** START OF Records supplied **
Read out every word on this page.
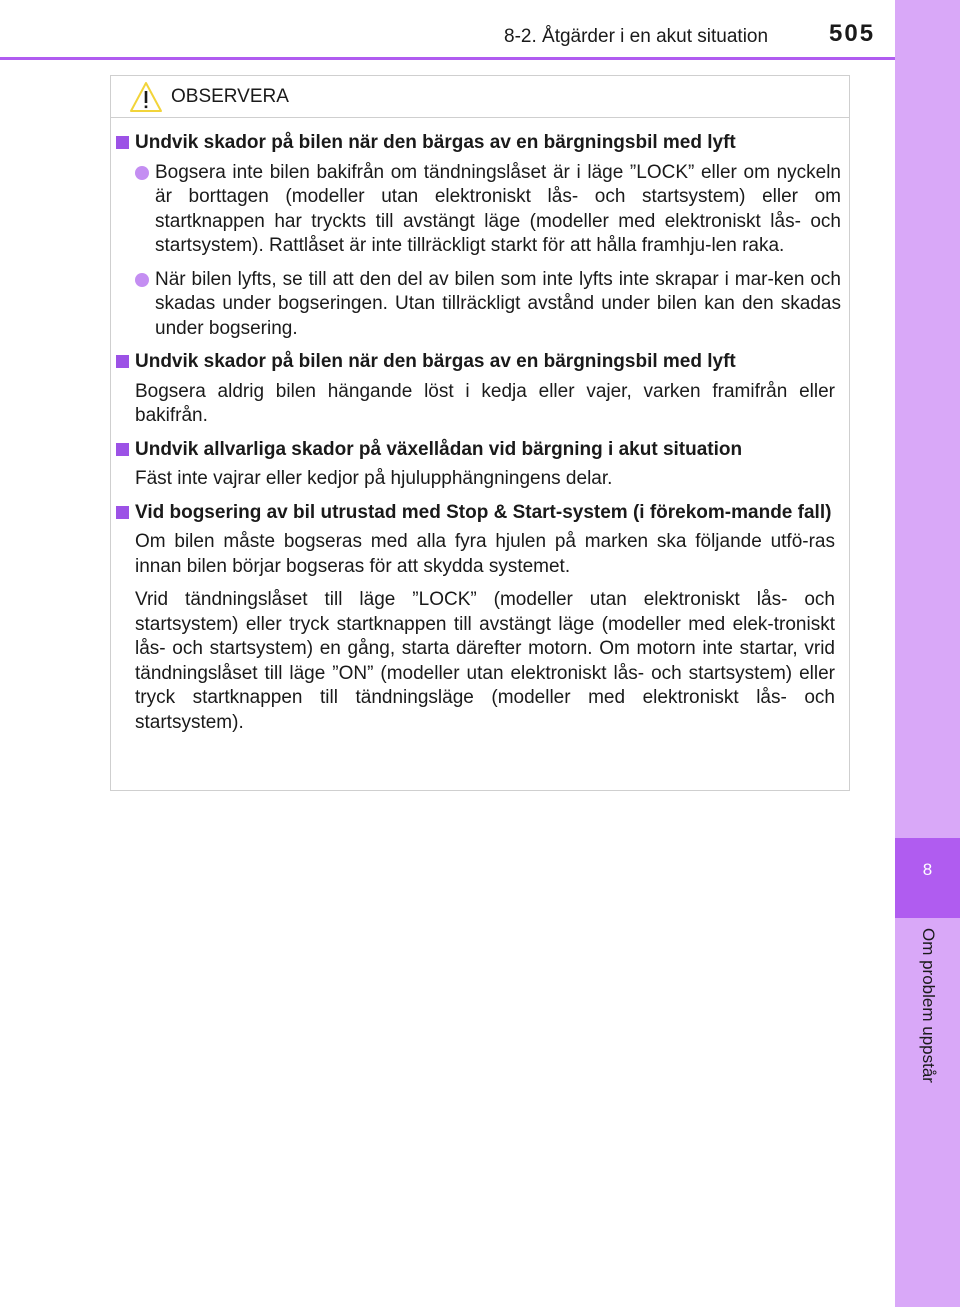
8-2. Åtgärder i en akut situation	505
8
Om problem uppstår
OBSERVERA
Undvik skador på bilen när den bärgas av en bärgningsbil med lyft
Bogsera inte bilen bakifrån om tändningslåset är i läge ”LOCK” eller om nyckeln är borttagen (modeller utan elektroniskt lås- och startsystem) eller om startknappen har tryckts till avstängt läge (modeller med elektroniskt lås- och startsystem). Rattlåset är inte tillräckligt starkt för att hålla framhju-len raka.
När bilen lyfts, se till att den del av bilen som inte lyfts inte skrapar i mar-ken och skadas under bogseringen. Utan tillräckligt avstånd under bilen kan den skadas under bogsering.
Undvik skador på bilen när den bärgas av en bärgningsbil med lyft
Bogsera aldrig bilen hängande löst i kedja eller vajer, varken framifrån eller bakifrån.
Undvik allvarliga skador på växellådan vid bärgning i akut situation
Fäst inte vajrar eller kedjor på hjulupphängningens delar.
Vid bogsering av bil utrustad med Stop & Start-system (i förekom-mande fall)
Om bilen måste bogseras med alla fyra hjulen på marken ska följande utfö-ras innan bilen börjar bogseras för att skydda systemet.
Vrid tändningslåset till läge ”LOCK” (modeller utan elektroniskt lås- och startsystem) eller tryck startknappen till avstängt läge (modeller med elek-troniskt lås- och startsystem) en gång, starta därefter motorn. Om motorn inte startar, vrid tändningslåset till läge ”ON” (modeller utan elektroniskt lås- och startsystem) eller tryck startknappen till tändningsläge (modeller med elektroniskt lås- och startsystem).
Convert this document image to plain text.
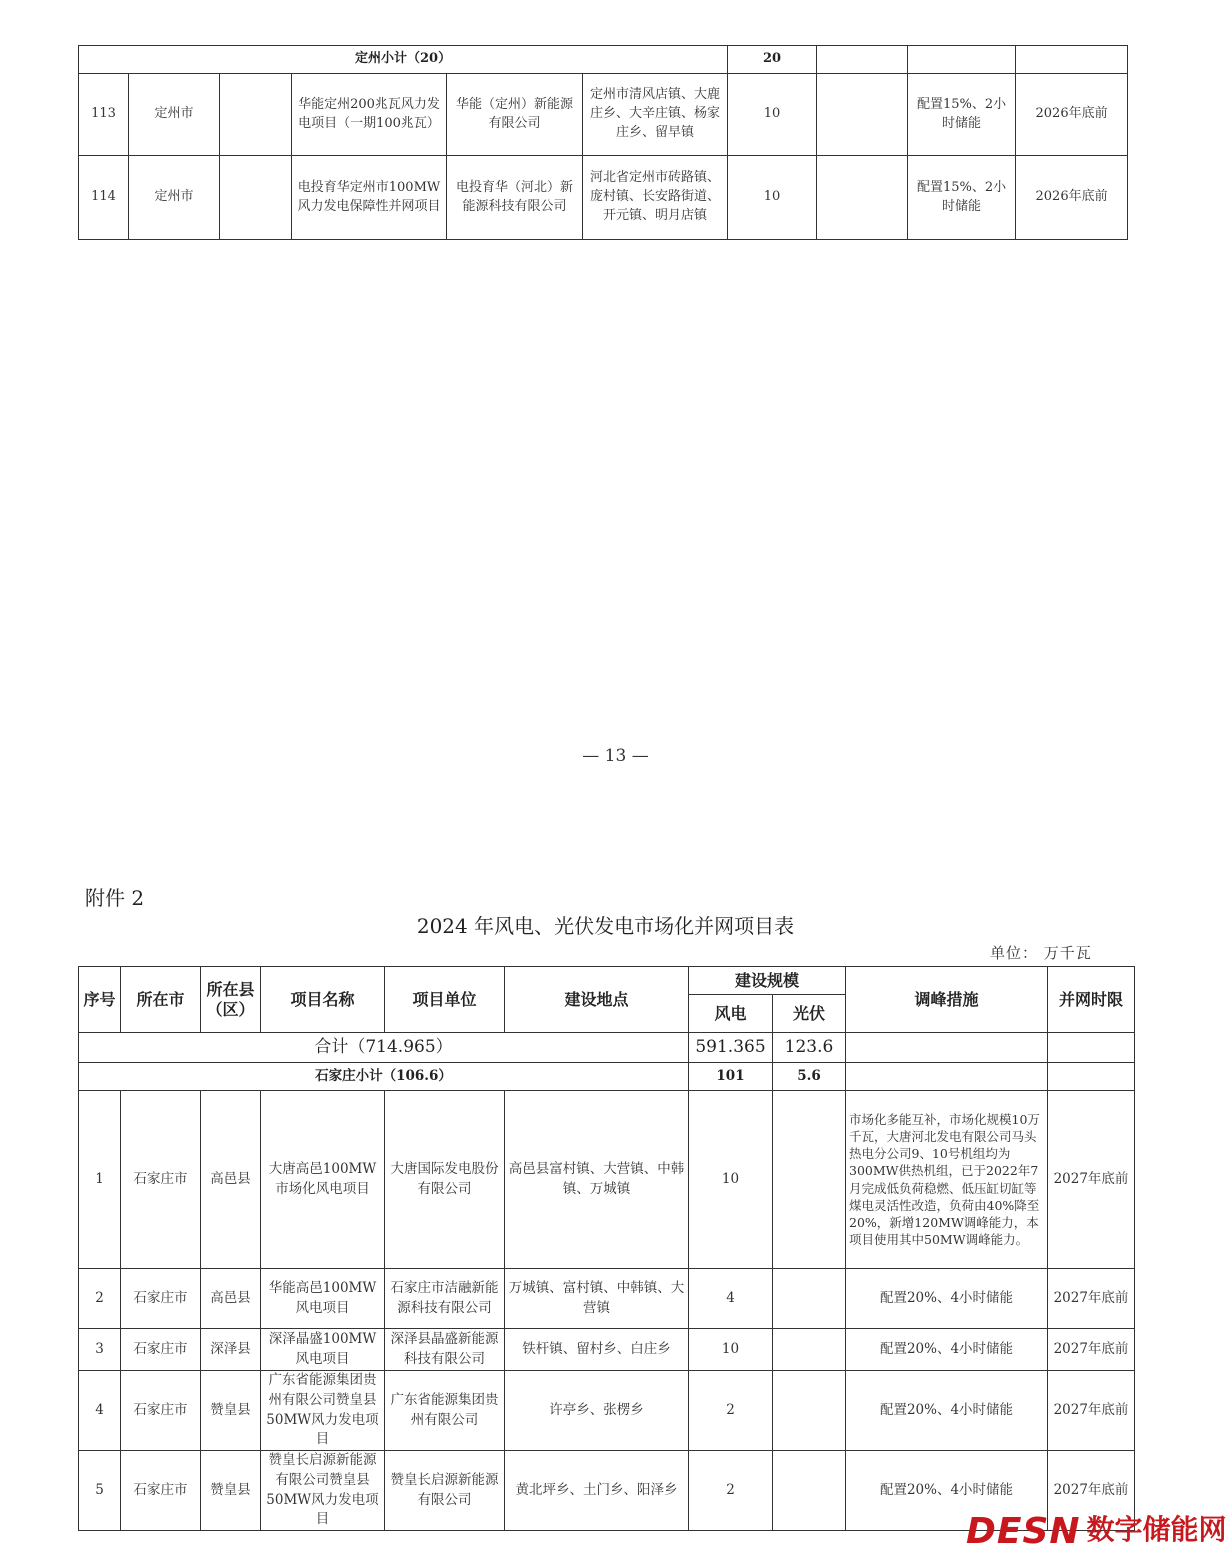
定州小计（20）						20			
113	定州市		华能定州200兆瓦风力发电项目（一期100兆瓦）	华能（定州）新能源有限公司	定州市清风店镇、大鹿庄乡、大辛庄镇、杨家庄乡、留早镇	10		配置15%、2小时储能	2026年底前
114	定州市		电投育华定州市100MW风力发电保障性并网项目	电投育华（河北）新能源科技有限公司	河北省定州市砖路镇、庞村镇、长安路街道、开元镇、明月店镇	10		配置15%、2小时储能	2026年底前
— 13 —
附件 2
2024 年风电、光伏发电市场化并网项目表
单位： 万千瓦
序号	所在市	所在县（区）	项目名称	项目单位	建设地点	建设规模		调峰措施	并网时限
						风电	光伏		
合计（714.965）						591.365	123.6		
石家庄小计（106.6）						101	5.6		
1	石家庄市	高邑县	大唐高邑100MW市场化风电项目	大唐国际发电股份有限公司	高邑县富村镇、大营镇、中韩镇、万城镇	10		市场化多能互补，市场化规模10万千瓦，大唐河北发电有限公司马头热电分公司9、10号机组均为300MW供热机组，已于2022年7月完成低负荷稳燃、低压缸切缸等煤电灵活性改造，负荷由40%降至20%，新增120MW调峰能力，本项目使用其中50MW调峰能力。	2027年底前
2	石家庄市	高邑县	华能高邑100MW风电项目	石家庄市洁融新能源科技有限公司	万城镇、富村镇、中韩镇、大营镇	4		配置20%、4小时储能	2027年底前
3	石家庄市	深泽县	深泽晶盛100MW风电项目	深泽县晶盛新能源科技有限公司	铁杆镇、留村乡、白庄乡	10		配置20%、4小时储能	2027年底前
4	石家庄市	赞皇县	广东省能源集团贵州有限公司赞皇县50MW风力发电项目	广东省能源集团贵州有限公司	许亭乡、张楞乡	2		配置20%、4小时储能	2027年底前
5	石家庄市	赞皇县	赞皇长启源新能源有限公司赞皇县50MW风力发电项目	赞皇长启源新能源有限公司	黄北坪乡、土门乡、阳泽乡	2		配置20%、4小时储能	2027年底前
DESN 数字储能网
** END OF Records supplied **
Exercise brief: Copy only the lines running from the one that holds "Convert this document image to plain text." through the last line of the data, and include both of those lines. Do not copy any pictures.

Answer below:
Convert this document image to plain text.
定州小计（20）						20			
113	定州市		华能定州200兆瓦风力发电项目（一期100兆瓦）	华能（定州）新能源有限公司	定州市清风店镇、大鹿庄乡、大辛庄镇、杨家庄乡、留早镇	10		配置15%、2小时储能	2026年底前
114	定州市		电投育华定州市100MW风力发电保障性并网项目	电投育华（河北）新能源科技有限公司	河北省定州市砖路镇、庞村镇、长安路街道、开元镇、明月店镇	10		配置15%、2小时储能	2026年底前
— 13 —
附件 2
2024 年风电、光伏发电市场化并网项目表
单位： 万千瓦
序号	所在市	所在县（区）	项目名称	项目单位	建设地点	建设规模		调峰措施	并网时限
						风电	光伏		
合计（714.965）						591.365	123.6		
石家庄小计（106.6）						101	5.6		
1	石家庄市	高邑县	大唐高邑100MW市场化风电项目	大唐国际发电股份有限公司	高邑县富村镇、大营镇、中韩镇、万城镇	10		市场化多能互补，市场化规模10万千瓦，大唐河北发电有限公司马头热电分公司9、10号机组均为300MW供热机组，已于2022年7月完成低负荷稳燃、低压缸切缸等煤电灵活性改造，负荷由40%降至20%，新增120MW调峰能力，本项目使用其中50MW调峰能力。	2027年底前
2	石家庄市	高邑县	华能高邑100MW风电项目	石家庄市洁融新能源科技有限公司	万城镇、富村镇、中韩镇、大营镇	4		配置20%、4小时储能	2027年底前
3	石家庄市	深泽县	深泽晶盛100MW风电项目	深泽县晶盛新能源科技有限公司	铁杆镇、留村乡、白庄乡	10		配置20%、4小时储能	2027年底前
4	石家庄市	赞皇县	广东省能源集团贵州有限公司赞皇县50MW风力发电项目	广东省能源集团贵州有限公司	许亭乡、张楞乡	2		配置20%、4小时储能	2027年底前
5	石家庄市	赞皇县	赞皇长启源新能源有限公司赞皇县50MW风力发电项目	赞皇长启源新能源有限公司	黄北坪乡、土门乡、阳泽乡	2		配置20%、4小时储能	2027年底前
DESN 数字储能网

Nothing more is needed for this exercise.